Task requirements :: Each entry below must be repeated exactly, with pictures left out.
start
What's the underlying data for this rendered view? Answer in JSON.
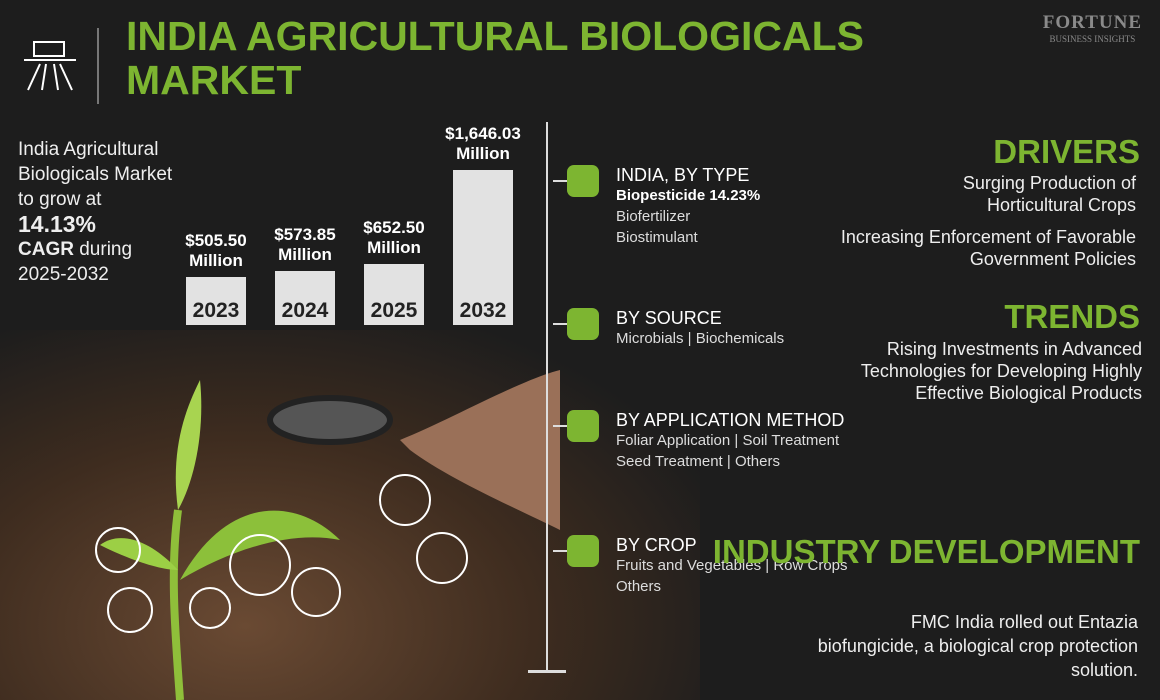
{
  "header": {
    "title": "INDIA AGRICULTURAL BIOLOGICALS MARKET",
    "brand": "FORTUNE",
    "brand_sub": "BUSINESS INSIGHTS"
  },
  "summary": {
    "intro": "India Agricultural Biologicals Market to grow at",
    "cagr": "14.13%",
    "cagr_label": "CAGR",
    "period": "during 2025-2032"
  },
  "chart_data": {
    "type": "bar",
    "categories": [
      "2023",
      "2024",
      "2025",
      "2032"
    ],
    "values": [
      505.5,
      573.85,
      652.5,
      1646.03
    ],
    "value_labels": [
      "$505.50 Million",
      "$573.85 Million",
      "$652.50 Million",
      "$1,646.03 Million"
    ],
    "color": "#e2e2e2"
  },
  "segments": [
    {
      "title": "INDIA, BY TYPE",
      "lines": [
        [
          "Biopesticide 14.23%"
        ],
        [
          "Biofertilizer"
        ],
        [
          "Biostimulant"
        ]
      ]
    },
    {
      "title": "BY SOURCE",
      "lines": [
        [
          "Microbials",
          "Biochemicals"
        ]
      ]
    },
    {
      "title": "BY APPLICATION METHOD",
      "lines": [
        [
          "Foliar Application",
          "Soil Treatment"
        ],
        [
          "Seed Treatment",
          "Others"
        ]
      ]
    },
    {
      "title": "BY CROP",
      "lines": [
        [
          "Fruits and Vegetables",
          "Row Crops"
        ],
        [
          "Others"
        ]
      ]
    }
  ],
  "drivers": {
    "title": "DRIVERS",
    "items": [
      "Surging Production of Horticultural Crops",
      "Increasing Enforcement of Favorable Government Policies"
    ]
  },
  "trends": {
    "title": "TRENDS",
    "items": [
      "Rising Investments in Advanced Technologies for Developing Highly Effective Biological Products"
    ]
  },
  "industry_development": {
    "title": "INDUSTRY DEVELOPMENT",
    "items": [
      "FMC India rolled out Entazia biofungicide, a biological crop protection solution."
    ]
  }
}
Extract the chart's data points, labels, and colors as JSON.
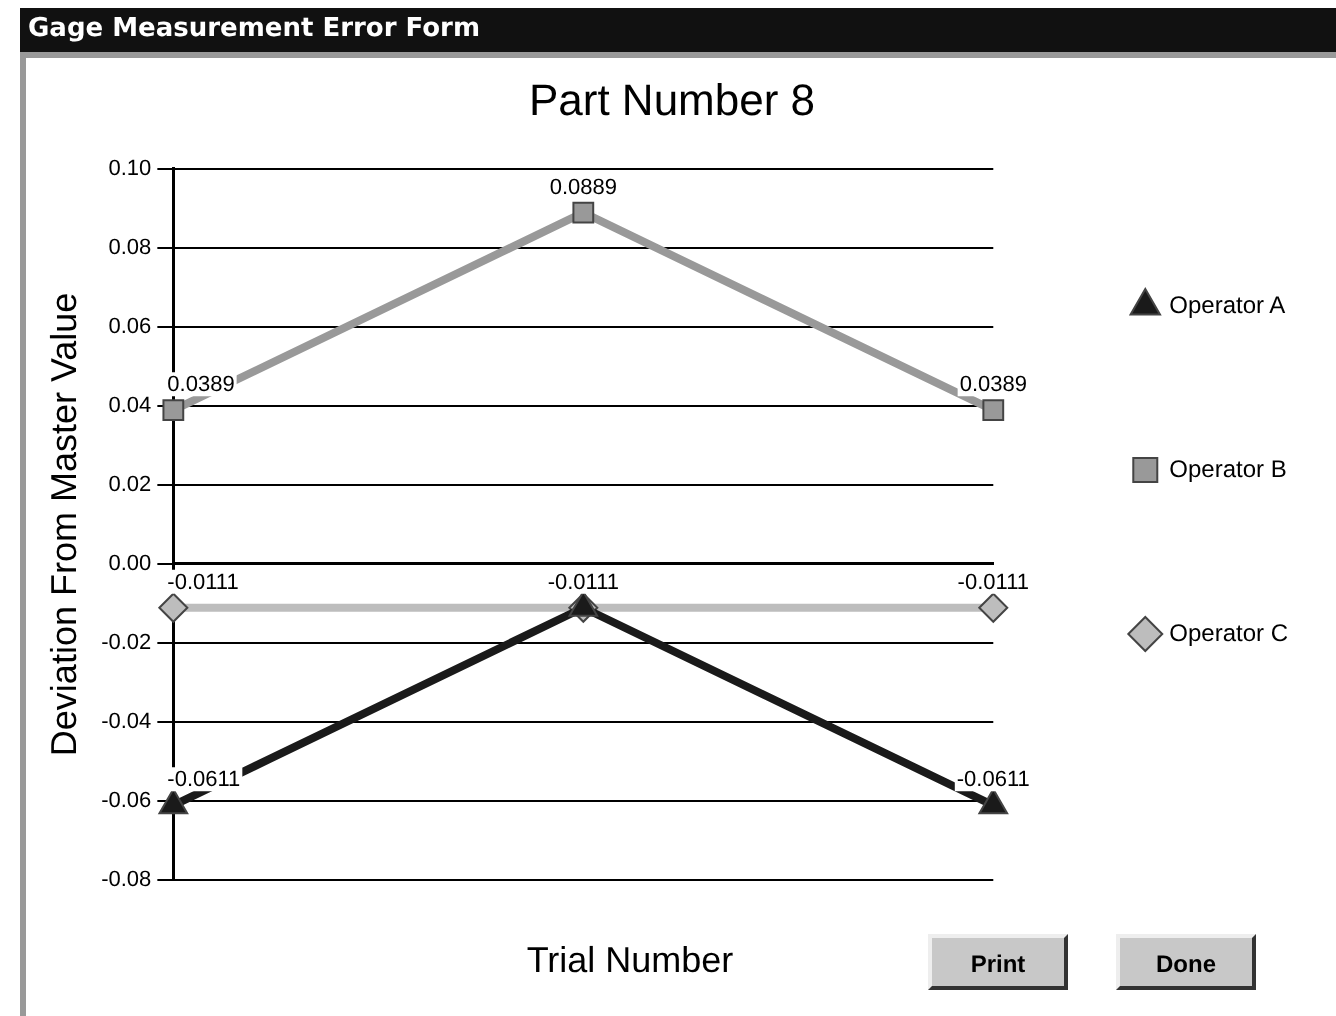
end
Written solution ::
What's the underlying data for this rendered view? Answer in JSON.
{
  "header": {
    "title": "INDIA AGRICULTURAL BIOLOGICALS MARKET",
    "brand": "FORTUNE",
    "brand_sub": "BUSINESS INSIGHTS"
  },
  "summary": {
    "intro": "India Agricultural Biologicals Market to grow at",
    "cagr": "14.13%",
    "cagr_label": "CAGR",
    "period": "during 2025-2032"
  },
  "chart_data": {
    "type": "bar",
    "categories": [
      "2023",
      "2024",
      "2025",
      "2032"
    ],
    "values": [
      505.5,
      573.85,
      652.5,
      1646.03
    ],
    "value_labels": [
      "$505.50 Million",
      "$573.85 Million",
      "$652.50 Million",
      "$1,646.03 Million"
    ],
    "color": "#e2e2e2"
  },
  "segments": [
    {
      "title": "INDIA, BY TYPE",
      "lines": [
        [
          "Biopesticide 14.23%"
        ],
        [
          "Biofertilizer"
        ],
        [
          "Biostimulant"
        ]
      ]
    },
    {
      "title": "BY SOURCE",
      "lines": [
        [
          "Microbials",
          "Biochemicals"
        ]
      ]
    },
    {
      "title": "BY APPLICATION METHOD",
      "lines": [
        [
          "Foliar Application",
          "Soil Treatment"
        ],
        [
          "Seed Treatment",
          "Others"
        ]
      ]
    },
    {
      "title": "BY CROP",
      "lines": [
        [
          "Fruits and Vegetables",
          "Row Crops"
        ],
        [
          "Others"
        ]
      ]
    }
  ],
  "drivers": {
    "title": "DRIVERS",
    "items": [
      "Surging Production of Horticultural Crops",
      "Increasing Enforcement of Favorable Government Policies"
    ]
  },
  "trends": {
    "title": "TRENDS",
    "items": [
      "Rising Investments in Advanced Technologies for Developing Highly Effective Biological Products"
    ]
  },
  "industry_development": {
    "title": "INDUSTRY DEVELOPMENT",
    "items": [
      "FMC India rolled out Entazia biofungicide, a biological crop protection solution."
    ]
  }
}
Extract the chart's data points, labels, and colors as JSON.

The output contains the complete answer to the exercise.